▶ [GIVEN EXERCISE 1]: Name every philosopher mentioned by name in the notes on syllogism and logical formalism.
▶ [GIVEN EXERCISE 2]: Extend the notes on syllogism and logical formalism, picking up right after their final sentence.

▶ [PASSAGE SHOWN]:
+++

5.19 Truth values can only be generated by combination of these terms to statements. That’s especially true for Substance.

5.19.1 Take the word ‘tree.’ There’s nothing true or false in the term itself. Only when we combine it with other predicates we get a statement that can be true/false (and like before in 5.8: Only statements can be true or false; never ‘things;’ cf. Metaphysics Bk VII, ch 4).

5.19.2 For example: This tree is a plant (substance) which is green (quality) and stands on a hill (location). [For those metaphysicians or ontologists among us who are searching for a ‘deeper’ sense of Substance than a plant; see Metaphysics 1032a19].

5.20 With this in hand, there is no need to speculate metaphysically about substance, or so-called substantial forms (4.3.2 ff).

5.21 Nor do we need an ontology of ‘abstract entities.’ We can safely leave it to the natural sciences to develop the resp. genera.

5.22 And as Aristotle himself noted: Existence (or Being) is not a genus; Metaphysics 998b21-24.

5.23 Nor is ‘existence’ a predicate; we come back to this when we study Kant on logical formalism (for those already curious: see Critique of Pure Reason B 626 f.).

5.24 This does not mean that we don’t need any philosophy at all! Philosophy is first & foremost an endeavor about words & interpretation.

5.25 And philosophy in the analytic tradition has dealt with just this: With the semantics & syntax of (scientific) language.

5.26 Here then are we back to the Syllogism of Words. It’s about the logical operations of conjunction, negation & conditionals.

5.27 And last, but not least, about quantification; the ontological philosopher’s “everything” when universally quantifying over ‘things.’

5.28 As you might have guessed then, the conditions of the Syllogism of Words are the preconditions of the Syllogism of Things.

5.29 This will be our program. In the next few sessions, however, we’ll be still concerned with some history (e.g. Descartes, Kant, Frege).

4. Formalism (III); Session Dec. 12, 2014

4.1 Changed plans a bit. We’ll be concerned with the history of syllogism for a few more sessions before we get to logical formalism itself.

4.2 Now to the passage of Aristotle, Prior Analytics 24b18-20 (see 3.9 ff.), and the exercise from the end of last session.

4.2.1 It’s central term is Logos: λόγος (thanks to @cathyby & @SteveCooke for helping me with the inserting of Greek letters on Twitter).

4.2.2 The Greek term λόγος stands for reason/ratio, as well as for ‘word’ and ‘speech.’

4.2.3 So we are back to the relationship between thought and language (cf. 2.1 ff.).

4.2.4 The term ‘thing’ then in the Oxford Translation (3.9.2; 3.10 ff.) must be taken metaphorically for “the subject matter spoken of.”

+++

▶ [DATASET SECTION]:
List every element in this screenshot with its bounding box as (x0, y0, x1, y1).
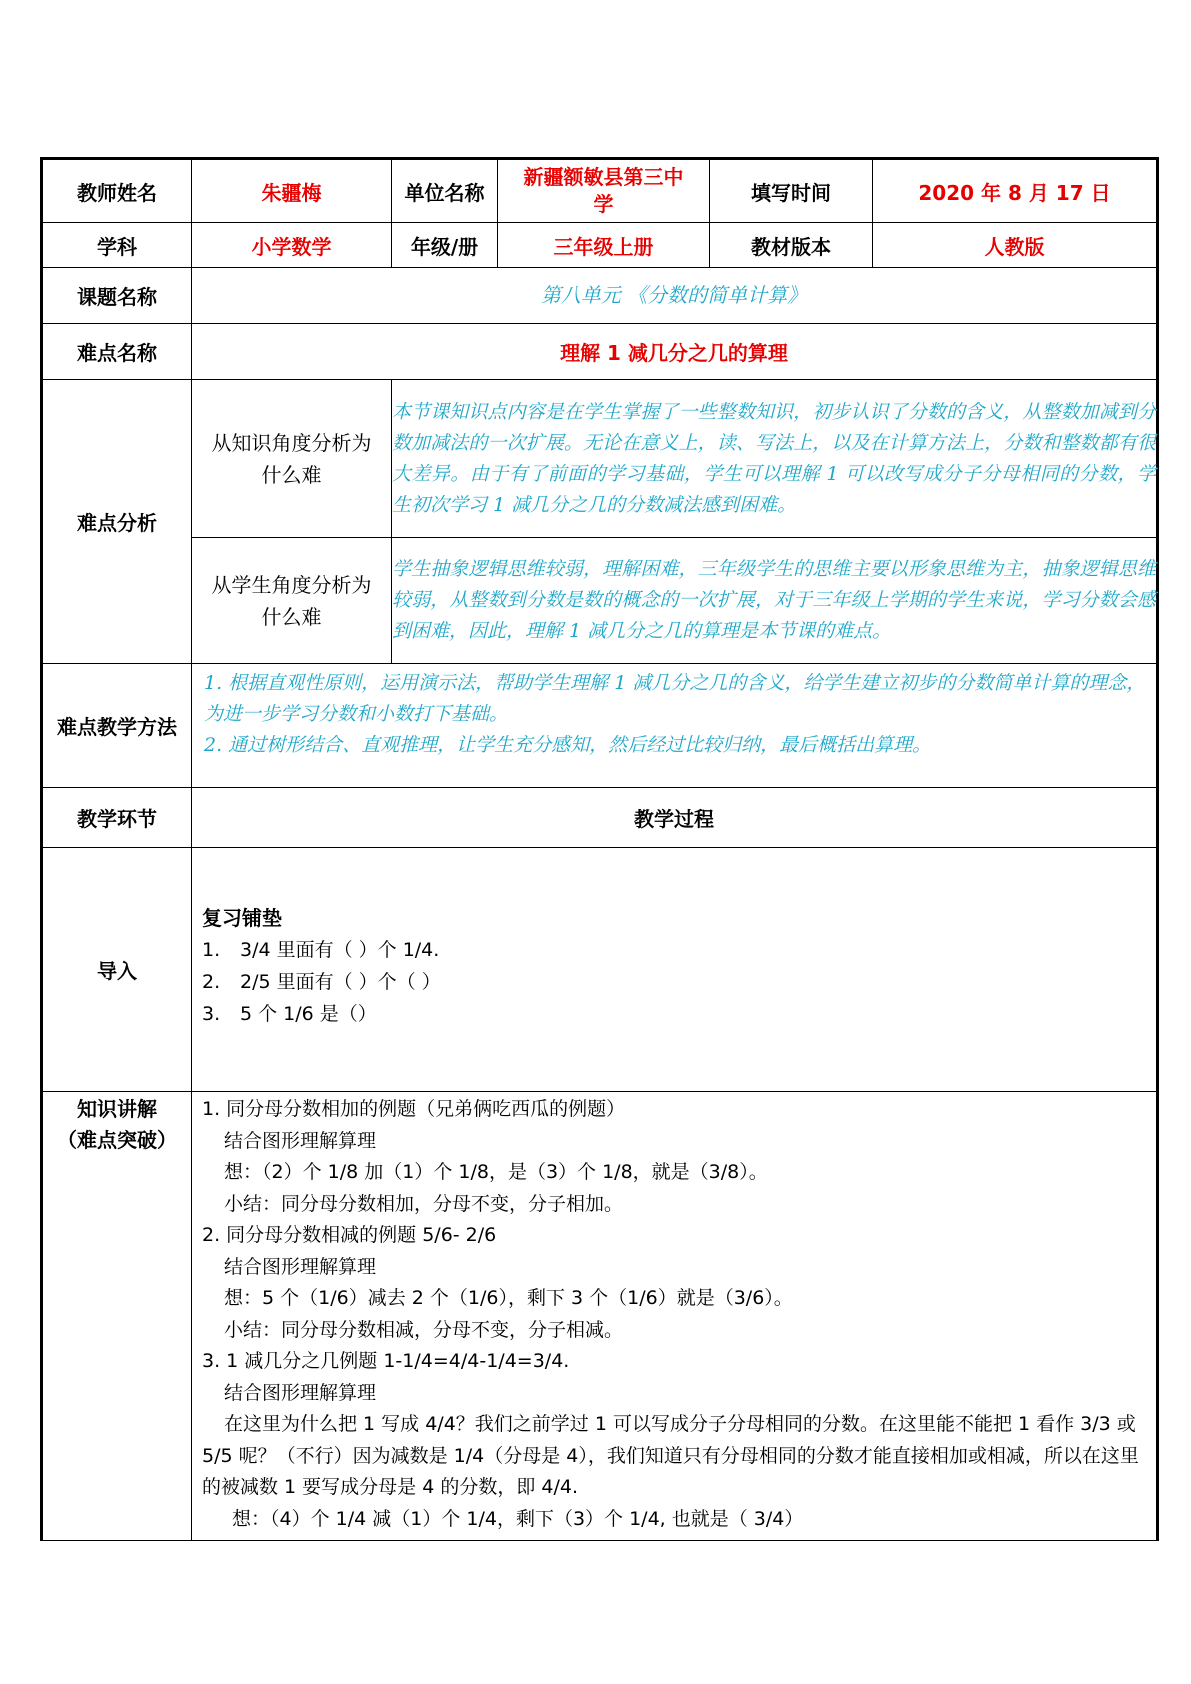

+++

▶ [WRITTEN REPLY 1]: Aristotle, Kant, Descartes, Frege

▶ [WRITTEN REPLY 2]:
[Hope my English is correct here, but I think you can gather my point. Generally, I welcome suggestions that make my English more precise].

4.2.5 Accordingly, they have revised the translation in 1995. Now the passage is about statements, as I indicated in last session’s addendum.

4.3. The general problem is that translations influence philosophical scholarship. And they have done so throughout the ages.

4.3.1. In peripatetic scholarship our passage was largely taken as a substantial claim concerning ‘things.’

4.3.2 Or ‘substance.’ The medieval theory of Substantial Forms (later revitalized by Leibniz mainly on theistic grounds) was of this kind.

4.3.3 Substantial forms, however, are spurious. They are neither form, nor substance, but something rather occult.

4.3.4 That’s not something we’re dealing with in logic. Descartes, e.g., saw substantial forms as impositions of mind onto matter.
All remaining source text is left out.